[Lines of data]
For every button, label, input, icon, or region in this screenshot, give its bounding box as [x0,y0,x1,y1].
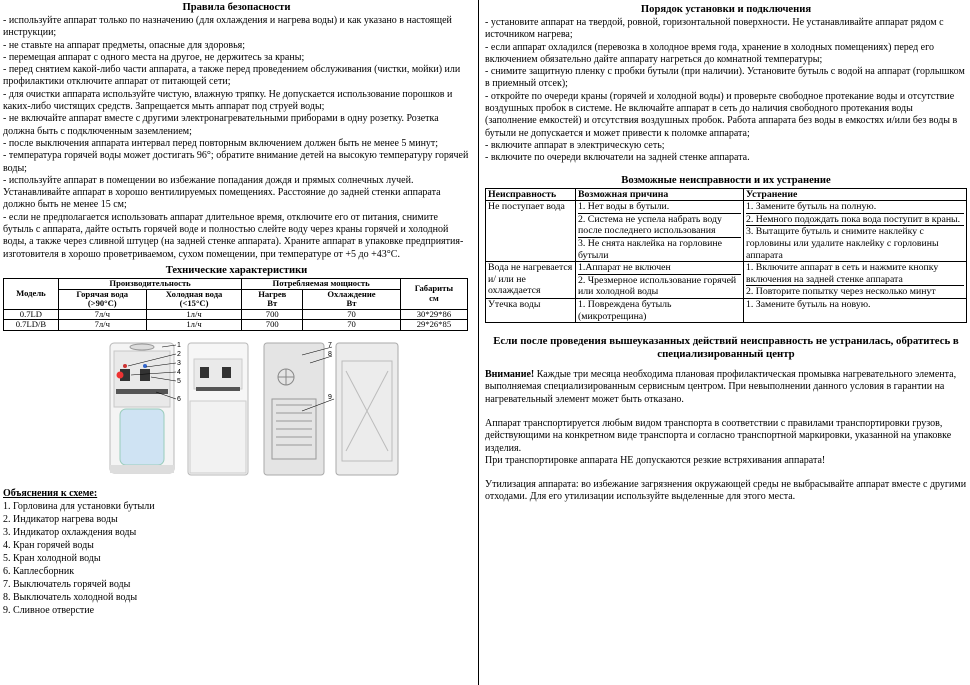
cause-item: 2. Система не успела набрать воду после последнего использования [578,214,741,238]
callout-3: 3 [177,359,181,367]
cooler-diagram [106,341,406,478]
callout-6: 6 [177,395,181,403]
tech-title: Технические характеристики [165,264,308,276]
faults-table [485,188,967,324]
callout-4: 4 [177,368,181,376]
fault-cell: Вода не нагревается и/ или не охлаждается [486,262,576,299]
legend-item: 1. Горловина для установки бутыли [3,500,155,512]
safety-rule: - не включайте аппарат вместе с другими электронагревательными приборами в одну розетку. Розетка должна быть с подключенным заземлением; [3,113,439,137]
tech-cool-unit: Вт [346,298,357,309]
install-steps [485,17,967,165]
safety-rule: - используйте аппарат только по назначению (для охлаждения и нагрева воды) и как указано в настоящей инструкции; [3,15,452,39]
fix-item: 2. Повторите попытку через несколько минут [746,286,936,298]
transport-warning: При транспортировке аппарата НЕ допускаются резкие встряхивания аппарата! [485,454,826,466]
tech-dims-unit: см [429,292,439,303]
tech-cell-cold: 1л/ч [146,320,242,331]
tech-header-hot [58,289,146,309]
fault-cell: Не поступает вода [486,201,576,262]
faults-header-fix: Устранение [744,188,967,201]
tech-heat-label: Нагрев [258,288,287,299]
attention-label: Внимание! [485,369,535,381]
service-center-notice: Если после проведения вышеуказанных действий неисправность не устранилась, обратитесь в специализированный центр [493,335,959,361]
tech-cell-cool: 70 [303,309,401,320]
attention-text: Каждые три месяца необходима плановая профилактическая промывка нагревательного элемента, выполняемая специализированным сервисным центром. При невыполнении данного условия в гарантии на нагревательный элемент может быть отказано. [485,369,957,405]
legend-item: 5. Кран холодной воды [3,552,101,564]
legend-item: 2. Индикатор нагрева воды [3,513,118,525]
fix-cell [744,262,967,299]
tech-cell-hot: 7л/ч [58,309,146,320]
right-column [485,0,967,504]
safety-rules [3,15,470,261]
tech-cell-dims: 29*26*85 [400,320,467,331]
faults-header-cause: Возможная причина [576,188,744,201]
table-row [486,298,967,322]
callout-5: 5 [177,377,181,385]
callout-1: 1 [177,341,181,349]
tech-cold-sub: (<15°С) [179,298,209,309]
cause-cell [576,262,744,299]
install-step: - включите по очереди включатели на задней стенке аппарата. [485,152,750,164]
tech-cell-dims: 30*29*86 [400,309,467,320]
table-row [486,201,967,262]
safety-rule: - если не предполагается использовать аппарат длительное время, отключите его от питания, снимите бутыль с аппарата, дайте остыть горячей воде и полностью слейте воду через краны горячей и холодной воды, а также через сливной штуцер (на задней стенке аппарата). Храните аппарат в упаковке предприятия-изготовителя в хорошо проветриваемом, сухом помещении, при температуре от +5 до +43°С. [3,211,464,260]
legend-item: 6. Каплесборник [3,565,75,577]
install-step: - включите аппарат в электрическую сеть; [485,139,665,151]
safety-rule: - температура горячей воды может достигать 96°; обратите внимание детей на высокую температуру горячей воды; [3,150,469,174]
legend-item: 9. Сливное отверстие [3,604,95,616]
left-column [3,0,470,617]
fix-item: 3. Вытащите бутыль и снимите наклейку с горловины или удалите наклейку с горловины аппарата [746,226,939,261]
tech-cold-label: Холодная вода [165,288,223,299]
tech-heat-unit: Вт [267,298,278,309]
callout-2: 2 [177,350,181,358]
tech-cell-heat: 700 [242,320,303,331]
fix-cell: 1. Замените бутыль на новую. [744,298,967,322]
table-row [4,320,468,331]
install-step: - откройте по очереди краны (горячей и холодной воды) и проверьте свободное протекание воды и отсутствие воздушных пробок в системе. Не включайте аппарат в сеть до наличия свободного протекания воды (заполнение емкостей) и отсутствия воздушных пробок. Работа аппарата без воды в емкостях и/или без воды в бутыли не допускается и может привести к поломке аппарата; [485,90,958,139]
safety-rule: - перед снятием какой-либо части аппарата, а также перед проведением обслуживания (чистки, мойки) или профилактики отключите аппарат от питающей сети; [3,64,461,88]
tech-cell-hot: 7л/ч [58,320,146,331]
legend-title: Объяснения к схеме: [3,487,98,499]
tech-header-dims [400,278,467,309]
faults-header-fault: Неисправность [486,188,576,201]
tech-cell-cool: 70 [303,320,401,331]
tech-header-model: Модель [4,278,59,309]
callout-7: 7 [328,341,332,349]
callout-8: 8 [328,350,332,358]
safety-rule: - не ставьте на аппарат предметы, опасные для здоровья; [3,39,246,51]
tech-hot-label: Горячая вода [76,288,129,299]
faults-title: Возможные неисправности и их устранение [621,174,831,186]
fix-cell [744,201,967,262]
legend-item: 7. Выключатель горячей воды [3,578,131,590]
table-row [486,262,967,299]
column-divider [478,0,479,685]
safety-title: Правила безопасности [182,2,291,13]
safety-rule: - перемещая аппарат с одного места на другое, не держитесь за краны; [3,51,305,63]
disposal-note [485,479,967,504]
install-title: Порядок установки и подключения [640,4,812,15]
legend-item: 8. Выключатель холодной воды [3,591,138,603]
cooler-side-view [336,343,398,475]
callout-9: 9 [328,393,332,401]
tech-dims-label: Габариты [414,283,454,294]
install-step: - снимите защитную пленку с пробки бутыли (при наличии). Установите бутыль с водой на аппарат (горлышком в приемный отсек); [485,66,965,90]
transport-note [485,418,967,467]
cause-cell: 1. Повреждена бутыль (микротрещина) [576,298,744,322]
fix-item: 1. Замените бутыль на полную. [746,201,964,214]
fault-cell: Утечка воды [486,298,576,322]
tech-header-cold [146,289,242,309]
cooler-front-view-2 [188,343,248,475]
tech-cell-cold: 1л/ч [146,309,242,320]
fix-item: 1. Включите аппарат в сеть и нажмите кнопку включения на задней стенке аппарата [746,262,964,286]
safety-rule: - после выключения аппарата интервал перед повторным включением должен быть не менее 5 минут; [3,137,439,149]
cooler-back-view [264,343,324,475]
cause-item: 2. Чрезмерное использование горячей или холодной воды [578,274,737,298]
tech-cell-heat: 700 [242,309,303,320]
tech-cell-model: 0.7LD/B [4,320,59,331]
cause-item: 3. Не снята наклейка на горловине бутыли [578,237,722,261]
legend-item: 3. Индикатор охлаждения воды [3,526,137,538]
cooler-diagram-svg [106,341,406,478]
cause-item: 1. Нет воды в бутыли. [578,201,741,214]
tech-cell-model: 0.7LD [4,309,59,320]
tech-header-perf: Производительность [58,278,242,289]
fix-item: 2. Немного подождать пока вода поступит в краны. [746,214,964,227]
tech-header-cool [303,289,401,309]
install-step: - установите аппарат на твердой, ровной, горизонтальной поверхности. Не устанавливайте аппарат рядом с источником нагрева; [485,17,944,41]
diagram-legend [3,487,470,617]
disposal-text: Утилизация аппарата: во избежание загрязнения окружающей среды не выбрасывайте аппарат вместе с другими отходами. Для его утилизации используйте выделенные для этого места. [485,479,967,503]
cause-cell [576,201,744,262]
install-step: - если аппарат охладился (перевозка в холодное время года, хранение в холодных помещениях) перед его включением обязательно дайте аппарату нагреться до комнатной температуры; [485,41,934,65]
safety-rule: - для очистки аппарата используйте чистую, влажную тряпку. Не допускается использование порошков и каких-либо чистящих средств. Запрещается мыть аппарат под струей воды; [3,88,453,113]
table-row [4,309,468,320]
tech-hot-sub: (>90°С) [87,298,117,309]
legend-item: 4. Кран горячей воды [3,539,94,551]
attention-note [485,369,967,406]
transport-text: Аппарат транспортируется любым видом транспорта в соответствии с правилами транспортировки грузов, действующими на конкретном виде транспорта и согласно транспортной маркировки, указанной на упаковке изделия. [485,417,952,454]
tech-cool-label: Охлаждение [327,288,376,299]
cause-item: 1.Аппарат не включен [578,262,741,275]
tech-header-power: Потребляемая мощность [242,278,400,289]
safety-rule: - используйте аппарат в помещении во избежание попадания дождя и прямых солнечных лучей. Устанавливайте аппарат в хорошо вентилируемых помещениях. Расстояние до задней стенки аппарата должно быть не менее 15 см; [3,174,441,211]
tech-header-heat [242,289,303,309]
tech-table [3,278,468,331]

Requirements: Rename "callout" to "marker" in the material from the line with "cause-item: 2. Система" up to and including the line with "attention-text: Каждые три", and return only those lines with everything else unchanged.

Solution:
cause-item: 2. Система не успела набрать воду после последнего использования [578,214,741,238]
marker-3: 3 [177,359,181,367]
cooler-diagram [106,341,406,478]
marker-6: 6 [177,395,181,403]
tech-title: Технические характеристики [165,264,308,276]
faults-table [485,188,967,324]
marker-4: 4 [177,368,181,376]
fault-cell: Вода не нагревается и/ или не охлаждается [486,262,576,299]
legend-item: 1. Горловина для установки бутыли [3,500,155,512]
safety-rule: - не включайте аппарат вместе с другими электронагревательными приборами в одну розетку. Розетка должна быть с подключенным заземлением; [3,113,439,137]
tech-cool-unit: Вт [346,298,357,309]
install-steps [485,17,967,165]
safety-rule: - используйте аппарат только по назначению (для охлаждения и нагрева воды) и как указано в настоящей инструкции; [3,15,452,39]
fix-item: 2. Повторите попытку через несколько минут [746,286,936,298]
transport-warning: При транспортировке аппарата НЕ допускаются резкие встряхивания аппарата! [485,454,826,466]
tech-dims-unit: см [429,292,439,303]
tech-cell-cold: 1л/ч [146,320,242,331]
tech-header-hot [58,289,146,309]
fault-cell: Не поступает вода [486,201,576,262]
faults-header-fix: Устранение [744,188,967,201]
tech-heat-label: Нагрев [258,288,287,299]
attention-label: Внимание! [485,369,535,381]
service-center-notice: Если после проведения вышеуказанных действий неисправность не устранилась, обратитесь в специализированный центр [493,335,959,361]
tech-cell-cool: 70 [303,309,401,320]
attention-text: Каждые три месяца необходима плановая профилактическая промывка нагревательного элемента, выполняемая специализированным сервисным центром. При невыполнении данного условия в гарантии на нагревательный элемент может быть отказано. [485,369,957,405]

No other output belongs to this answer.